Extracted records

··········

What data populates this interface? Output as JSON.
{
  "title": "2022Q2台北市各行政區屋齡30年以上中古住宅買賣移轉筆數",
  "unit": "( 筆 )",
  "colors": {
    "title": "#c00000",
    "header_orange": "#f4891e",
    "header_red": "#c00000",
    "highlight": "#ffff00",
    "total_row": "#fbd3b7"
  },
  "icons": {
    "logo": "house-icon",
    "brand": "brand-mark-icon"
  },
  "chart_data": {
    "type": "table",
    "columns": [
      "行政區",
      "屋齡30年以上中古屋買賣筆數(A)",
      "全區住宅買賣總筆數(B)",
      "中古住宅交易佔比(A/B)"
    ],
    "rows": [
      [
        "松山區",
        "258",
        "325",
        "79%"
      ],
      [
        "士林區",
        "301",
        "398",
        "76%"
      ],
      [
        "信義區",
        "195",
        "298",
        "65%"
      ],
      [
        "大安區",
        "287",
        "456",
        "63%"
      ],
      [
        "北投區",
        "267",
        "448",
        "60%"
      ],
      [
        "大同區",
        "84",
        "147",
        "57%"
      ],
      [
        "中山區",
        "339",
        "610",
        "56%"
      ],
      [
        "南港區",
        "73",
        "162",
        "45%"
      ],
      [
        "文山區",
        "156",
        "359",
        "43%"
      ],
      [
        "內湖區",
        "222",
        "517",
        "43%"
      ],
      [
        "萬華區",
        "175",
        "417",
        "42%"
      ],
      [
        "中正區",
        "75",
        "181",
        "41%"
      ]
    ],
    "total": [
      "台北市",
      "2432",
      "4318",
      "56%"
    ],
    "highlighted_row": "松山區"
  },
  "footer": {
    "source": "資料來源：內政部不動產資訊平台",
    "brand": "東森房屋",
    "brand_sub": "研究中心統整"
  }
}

··········

_YOUR GOAL_.
Where a line above contains the word "title", copy that line.

_RESPONSE TO THIS TASK_.
  "title": "2022Q2台北市各行政區屋齡30年以上中古住宅買賣移轉筆數",
    "title": "#c00000",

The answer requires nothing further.